Gather up the lines with the word "Pseudotsuga" in them.

── Raw records ──

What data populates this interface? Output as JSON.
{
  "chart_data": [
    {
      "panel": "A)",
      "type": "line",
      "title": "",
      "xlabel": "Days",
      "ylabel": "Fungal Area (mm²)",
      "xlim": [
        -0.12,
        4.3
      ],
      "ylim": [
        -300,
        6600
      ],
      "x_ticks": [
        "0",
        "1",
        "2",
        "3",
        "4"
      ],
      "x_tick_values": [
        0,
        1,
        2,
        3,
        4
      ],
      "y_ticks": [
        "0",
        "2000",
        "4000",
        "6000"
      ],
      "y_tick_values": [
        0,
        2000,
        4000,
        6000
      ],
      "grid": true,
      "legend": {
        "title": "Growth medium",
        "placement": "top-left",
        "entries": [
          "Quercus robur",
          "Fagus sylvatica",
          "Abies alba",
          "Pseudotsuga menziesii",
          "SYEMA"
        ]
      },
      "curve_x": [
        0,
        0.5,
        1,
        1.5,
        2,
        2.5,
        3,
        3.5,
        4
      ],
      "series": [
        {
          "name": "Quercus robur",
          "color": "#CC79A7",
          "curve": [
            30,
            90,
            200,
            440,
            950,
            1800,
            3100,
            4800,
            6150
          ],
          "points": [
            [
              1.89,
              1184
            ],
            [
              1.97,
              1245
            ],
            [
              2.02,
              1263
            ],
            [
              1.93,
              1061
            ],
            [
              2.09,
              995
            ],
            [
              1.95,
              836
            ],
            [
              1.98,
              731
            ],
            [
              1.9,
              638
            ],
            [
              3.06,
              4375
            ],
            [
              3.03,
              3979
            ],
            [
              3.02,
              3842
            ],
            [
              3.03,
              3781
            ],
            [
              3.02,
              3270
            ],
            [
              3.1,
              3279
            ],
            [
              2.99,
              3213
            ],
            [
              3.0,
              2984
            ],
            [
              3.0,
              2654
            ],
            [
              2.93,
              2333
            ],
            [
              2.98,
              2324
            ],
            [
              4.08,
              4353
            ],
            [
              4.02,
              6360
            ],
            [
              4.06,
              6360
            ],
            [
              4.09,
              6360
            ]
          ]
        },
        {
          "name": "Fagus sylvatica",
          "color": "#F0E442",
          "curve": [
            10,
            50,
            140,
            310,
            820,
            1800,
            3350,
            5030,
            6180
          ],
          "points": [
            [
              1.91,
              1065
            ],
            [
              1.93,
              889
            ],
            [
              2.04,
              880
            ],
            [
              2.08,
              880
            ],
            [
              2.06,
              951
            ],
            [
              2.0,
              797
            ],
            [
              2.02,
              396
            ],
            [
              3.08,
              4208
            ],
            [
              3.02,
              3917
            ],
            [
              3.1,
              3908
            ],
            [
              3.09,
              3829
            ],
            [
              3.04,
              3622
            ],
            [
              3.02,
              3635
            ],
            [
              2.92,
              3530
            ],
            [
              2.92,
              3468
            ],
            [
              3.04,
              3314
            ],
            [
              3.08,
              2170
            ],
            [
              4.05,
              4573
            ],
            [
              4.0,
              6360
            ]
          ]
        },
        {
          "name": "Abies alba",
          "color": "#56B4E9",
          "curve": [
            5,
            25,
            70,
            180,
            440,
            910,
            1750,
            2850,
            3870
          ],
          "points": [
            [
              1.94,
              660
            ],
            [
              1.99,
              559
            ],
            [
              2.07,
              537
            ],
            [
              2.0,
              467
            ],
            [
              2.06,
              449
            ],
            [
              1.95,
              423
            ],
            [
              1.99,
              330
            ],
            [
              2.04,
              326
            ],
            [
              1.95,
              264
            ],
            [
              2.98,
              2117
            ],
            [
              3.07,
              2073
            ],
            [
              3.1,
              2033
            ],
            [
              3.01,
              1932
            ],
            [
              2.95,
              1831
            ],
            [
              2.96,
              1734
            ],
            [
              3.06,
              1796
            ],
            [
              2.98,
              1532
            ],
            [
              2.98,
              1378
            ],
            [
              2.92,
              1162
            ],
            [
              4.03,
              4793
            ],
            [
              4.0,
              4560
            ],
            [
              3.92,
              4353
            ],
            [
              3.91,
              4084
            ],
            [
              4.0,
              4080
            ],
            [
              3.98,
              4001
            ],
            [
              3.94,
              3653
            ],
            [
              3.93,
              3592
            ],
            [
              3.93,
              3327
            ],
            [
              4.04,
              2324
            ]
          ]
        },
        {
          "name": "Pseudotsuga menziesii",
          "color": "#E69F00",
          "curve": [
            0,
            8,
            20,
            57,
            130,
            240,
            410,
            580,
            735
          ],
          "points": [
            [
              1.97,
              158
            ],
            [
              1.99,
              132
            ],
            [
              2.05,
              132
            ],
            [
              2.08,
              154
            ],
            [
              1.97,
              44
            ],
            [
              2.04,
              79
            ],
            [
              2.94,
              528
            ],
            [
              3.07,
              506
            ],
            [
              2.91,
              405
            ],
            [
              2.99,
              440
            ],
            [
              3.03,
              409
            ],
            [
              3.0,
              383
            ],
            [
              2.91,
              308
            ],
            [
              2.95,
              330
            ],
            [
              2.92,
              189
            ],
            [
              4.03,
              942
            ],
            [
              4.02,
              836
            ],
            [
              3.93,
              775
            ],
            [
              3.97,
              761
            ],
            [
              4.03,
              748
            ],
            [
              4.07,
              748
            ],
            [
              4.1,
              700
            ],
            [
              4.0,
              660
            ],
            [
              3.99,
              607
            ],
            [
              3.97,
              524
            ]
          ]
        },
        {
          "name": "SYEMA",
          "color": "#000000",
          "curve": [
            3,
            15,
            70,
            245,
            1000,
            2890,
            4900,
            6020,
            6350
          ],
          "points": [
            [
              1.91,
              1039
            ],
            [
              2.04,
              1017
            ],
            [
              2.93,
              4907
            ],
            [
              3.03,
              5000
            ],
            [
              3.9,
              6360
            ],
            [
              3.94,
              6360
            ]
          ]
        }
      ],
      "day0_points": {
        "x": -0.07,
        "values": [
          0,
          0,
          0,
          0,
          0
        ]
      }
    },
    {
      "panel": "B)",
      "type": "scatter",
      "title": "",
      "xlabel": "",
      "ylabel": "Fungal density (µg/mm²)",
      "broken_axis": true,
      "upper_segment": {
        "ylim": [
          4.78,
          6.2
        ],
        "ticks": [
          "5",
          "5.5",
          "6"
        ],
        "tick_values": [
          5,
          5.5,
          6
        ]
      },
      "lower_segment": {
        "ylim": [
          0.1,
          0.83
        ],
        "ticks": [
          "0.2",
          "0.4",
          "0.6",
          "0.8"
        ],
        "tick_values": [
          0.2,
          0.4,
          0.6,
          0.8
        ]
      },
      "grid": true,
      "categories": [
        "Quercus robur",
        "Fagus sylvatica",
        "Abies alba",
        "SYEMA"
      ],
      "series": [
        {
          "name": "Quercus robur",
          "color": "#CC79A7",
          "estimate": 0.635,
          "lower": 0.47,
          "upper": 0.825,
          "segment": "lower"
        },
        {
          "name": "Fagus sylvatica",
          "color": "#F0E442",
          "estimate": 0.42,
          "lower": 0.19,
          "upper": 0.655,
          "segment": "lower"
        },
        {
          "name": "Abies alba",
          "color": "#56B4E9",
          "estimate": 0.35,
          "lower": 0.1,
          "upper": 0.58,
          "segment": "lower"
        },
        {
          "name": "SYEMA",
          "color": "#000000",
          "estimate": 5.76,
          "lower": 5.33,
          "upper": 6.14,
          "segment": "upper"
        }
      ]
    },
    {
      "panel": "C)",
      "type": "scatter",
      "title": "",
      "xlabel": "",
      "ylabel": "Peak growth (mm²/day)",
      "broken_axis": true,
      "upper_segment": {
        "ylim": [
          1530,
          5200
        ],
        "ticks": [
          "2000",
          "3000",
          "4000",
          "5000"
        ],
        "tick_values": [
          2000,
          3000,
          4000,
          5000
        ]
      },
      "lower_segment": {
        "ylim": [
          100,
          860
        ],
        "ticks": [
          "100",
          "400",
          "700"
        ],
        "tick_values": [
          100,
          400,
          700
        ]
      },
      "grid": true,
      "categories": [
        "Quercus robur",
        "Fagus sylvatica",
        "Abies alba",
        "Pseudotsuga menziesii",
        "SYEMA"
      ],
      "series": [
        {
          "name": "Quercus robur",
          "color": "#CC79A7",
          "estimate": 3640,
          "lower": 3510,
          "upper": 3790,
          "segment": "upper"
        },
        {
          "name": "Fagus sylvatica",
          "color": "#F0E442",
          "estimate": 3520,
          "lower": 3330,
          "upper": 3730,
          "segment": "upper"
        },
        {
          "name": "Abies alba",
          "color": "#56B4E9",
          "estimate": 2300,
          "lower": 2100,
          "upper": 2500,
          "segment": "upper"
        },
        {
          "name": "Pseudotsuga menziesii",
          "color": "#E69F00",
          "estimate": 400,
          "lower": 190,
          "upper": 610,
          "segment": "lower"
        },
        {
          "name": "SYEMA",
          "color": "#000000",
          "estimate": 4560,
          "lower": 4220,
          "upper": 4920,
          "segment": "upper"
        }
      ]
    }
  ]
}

───

• _Task output_:
          "Pseudotsuga menziesii",
          "name": "Pseudotsuga menziesii",
        "Pseudotsuga menziesii",
          "name": "Pseudotsuga menziesii",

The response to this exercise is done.